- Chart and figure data

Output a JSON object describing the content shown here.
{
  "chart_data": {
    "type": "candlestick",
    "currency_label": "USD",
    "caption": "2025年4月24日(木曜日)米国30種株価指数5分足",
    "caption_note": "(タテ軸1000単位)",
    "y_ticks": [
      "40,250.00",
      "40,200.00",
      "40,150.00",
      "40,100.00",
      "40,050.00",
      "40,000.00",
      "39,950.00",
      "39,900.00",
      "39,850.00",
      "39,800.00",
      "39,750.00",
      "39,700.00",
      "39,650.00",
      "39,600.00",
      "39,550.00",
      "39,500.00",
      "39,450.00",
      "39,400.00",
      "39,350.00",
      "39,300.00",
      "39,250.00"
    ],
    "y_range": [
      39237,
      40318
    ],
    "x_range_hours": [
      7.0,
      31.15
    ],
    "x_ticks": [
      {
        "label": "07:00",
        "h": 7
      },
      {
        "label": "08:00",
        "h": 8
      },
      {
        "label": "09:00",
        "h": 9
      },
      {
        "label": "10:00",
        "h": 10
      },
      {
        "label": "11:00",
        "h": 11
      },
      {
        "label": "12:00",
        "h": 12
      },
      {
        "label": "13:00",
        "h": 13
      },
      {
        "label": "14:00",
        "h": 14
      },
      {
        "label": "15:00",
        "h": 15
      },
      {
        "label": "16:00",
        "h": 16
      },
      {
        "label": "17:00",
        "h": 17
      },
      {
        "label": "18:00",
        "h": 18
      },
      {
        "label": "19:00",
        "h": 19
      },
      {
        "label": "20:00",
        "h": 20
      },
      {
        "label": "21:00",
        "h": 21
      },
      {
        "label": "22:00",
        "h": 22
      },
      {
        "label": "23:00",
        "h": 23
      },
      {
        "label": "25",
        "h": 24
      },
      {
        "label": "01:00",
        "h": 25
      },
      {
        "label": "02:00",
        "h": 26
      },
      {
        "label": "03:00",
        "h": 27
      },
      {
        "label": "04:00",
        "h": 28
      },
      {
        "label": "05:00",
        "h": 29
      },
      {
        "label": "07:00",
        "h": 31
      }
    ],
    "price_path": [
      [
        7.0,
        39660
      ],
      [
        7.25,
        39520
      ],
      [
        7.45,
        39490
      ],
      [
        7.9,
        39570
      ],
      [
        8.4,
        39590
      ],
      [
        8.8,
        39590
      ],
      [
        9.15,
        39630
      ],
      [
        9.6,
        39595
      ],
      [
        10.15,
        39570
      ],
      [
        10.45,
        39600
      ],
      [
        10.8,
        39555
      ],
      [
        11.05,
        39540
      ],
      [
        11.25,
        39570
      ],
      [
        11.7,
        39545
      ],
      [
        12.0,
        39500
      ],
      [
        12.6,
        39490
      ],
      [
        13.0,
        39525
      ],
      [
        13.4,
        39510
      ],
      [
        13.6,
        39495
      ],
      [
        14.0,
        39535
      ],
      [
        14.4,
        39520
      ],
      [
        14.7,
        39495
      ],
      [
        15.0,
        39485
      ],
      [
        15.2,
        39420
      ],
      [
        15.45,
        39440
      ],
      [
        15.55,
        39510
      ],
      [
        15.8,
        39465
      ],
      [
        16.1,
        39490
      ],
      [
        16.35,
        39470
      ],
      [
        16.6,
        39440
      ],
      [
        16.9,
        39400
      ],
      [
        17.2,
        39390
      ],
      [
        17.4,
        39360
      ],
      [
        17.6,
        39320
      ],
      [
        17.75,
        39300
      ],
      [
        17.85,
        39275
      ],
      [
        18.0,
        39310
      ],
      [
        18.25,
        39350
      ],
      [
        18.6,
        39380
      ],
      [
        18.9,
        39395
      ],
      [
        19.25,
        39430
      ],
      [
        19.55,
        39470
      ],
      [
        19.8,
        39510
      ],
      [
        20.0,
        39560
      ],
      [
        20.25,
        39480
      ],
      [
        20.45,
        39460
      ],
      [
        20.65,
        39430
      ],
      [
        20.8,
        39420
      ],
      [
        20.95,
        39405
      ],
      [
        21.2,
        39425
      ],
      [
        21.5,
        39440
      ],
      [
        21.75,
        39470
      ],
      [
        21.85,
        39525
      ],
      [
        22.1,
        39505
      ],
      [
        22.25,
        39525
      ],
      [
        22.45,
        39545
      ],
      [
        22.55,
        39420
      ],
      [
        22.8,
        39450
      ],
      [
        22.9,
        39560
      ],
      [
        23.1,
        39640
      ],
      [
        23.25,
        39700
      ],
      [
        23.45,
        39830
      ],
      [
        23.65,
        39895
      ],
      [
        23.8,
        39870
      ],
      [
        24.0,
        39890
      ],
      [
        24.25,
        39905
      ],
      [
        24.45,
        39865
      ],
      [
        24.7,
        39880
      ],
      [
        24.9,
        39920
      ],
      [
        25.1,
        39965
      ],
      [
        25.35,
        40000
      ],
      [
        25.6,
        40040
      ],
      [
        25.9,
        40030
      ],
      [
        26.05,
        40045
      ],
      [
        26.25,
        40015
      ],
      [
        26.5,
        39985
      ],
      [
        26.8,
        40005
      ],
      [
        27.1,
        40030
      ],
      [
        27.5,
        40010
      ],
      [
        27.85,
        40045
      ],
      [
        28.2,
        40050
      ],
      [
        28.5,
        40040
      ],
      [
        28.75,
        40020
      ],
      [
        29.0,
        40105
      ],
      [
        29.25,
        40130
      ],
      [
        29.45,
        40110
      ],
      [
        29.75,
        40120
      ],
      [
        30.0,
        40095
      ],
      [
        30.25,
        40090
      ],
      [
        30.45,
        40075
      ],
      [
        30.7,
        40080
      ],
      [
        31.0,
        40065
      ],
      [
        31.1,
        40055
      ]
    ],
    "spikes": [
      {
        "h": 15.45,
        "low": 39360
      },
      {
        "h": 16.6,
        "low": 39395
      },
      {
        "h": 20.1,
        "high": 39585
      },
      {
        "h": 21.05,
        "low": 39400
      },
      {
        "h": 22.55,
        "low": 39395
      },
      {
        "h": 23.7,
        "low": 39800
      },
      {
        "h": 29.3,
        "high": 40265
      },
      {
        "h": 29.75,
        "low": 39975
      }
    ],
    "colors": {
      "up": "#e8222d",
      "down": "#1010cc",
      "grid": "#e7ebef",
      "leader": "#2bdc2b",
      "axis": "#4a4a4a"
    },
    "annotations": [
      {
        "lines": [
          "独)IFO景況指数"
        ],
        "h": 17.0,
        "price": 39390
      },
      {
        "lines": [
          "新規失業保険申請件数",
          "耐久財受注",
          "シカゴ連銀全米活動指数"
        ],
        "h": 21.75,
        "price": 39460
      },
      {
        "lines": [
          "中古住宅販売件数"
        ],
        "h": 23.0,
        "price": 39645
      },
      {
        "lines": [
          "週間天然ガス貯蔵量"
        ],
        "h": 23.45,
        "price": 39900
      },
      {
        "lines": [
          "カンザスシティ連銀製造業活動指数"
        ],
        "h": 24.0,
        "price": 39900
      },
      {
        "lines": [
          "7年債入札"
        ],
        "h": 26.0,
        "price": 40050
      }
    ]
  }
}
==
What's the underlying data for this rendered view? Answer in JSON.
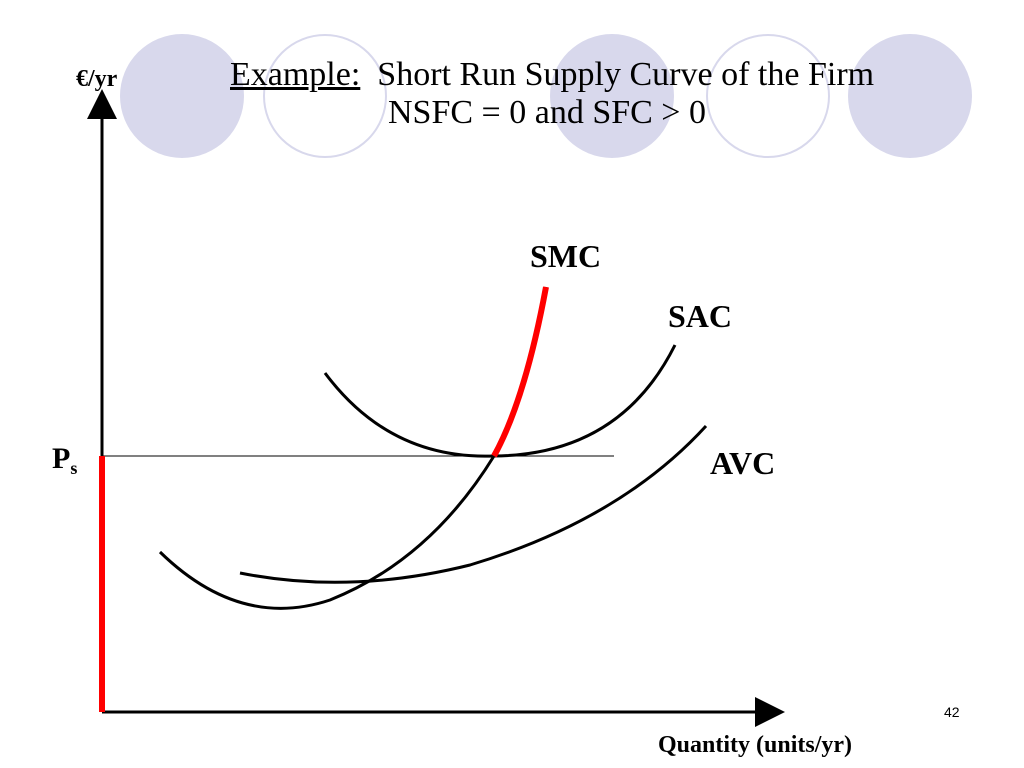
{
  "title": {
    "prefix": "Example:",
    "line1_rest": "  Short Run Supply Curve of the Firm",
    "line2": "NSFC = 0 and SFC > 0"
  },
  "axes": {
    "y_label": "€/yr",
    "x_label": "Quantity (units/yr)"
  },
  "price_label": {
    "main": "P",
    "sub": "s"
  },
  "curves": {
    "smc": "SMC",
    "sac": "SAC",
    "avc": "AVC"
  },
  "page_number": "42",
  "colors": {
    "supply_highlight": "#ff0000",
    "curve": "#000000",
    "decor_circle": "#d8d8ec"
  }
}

- DO THIS
Each line of the data that includes the word "JSON" counts once; report the total and nothing more.

- FULL ANSWER
2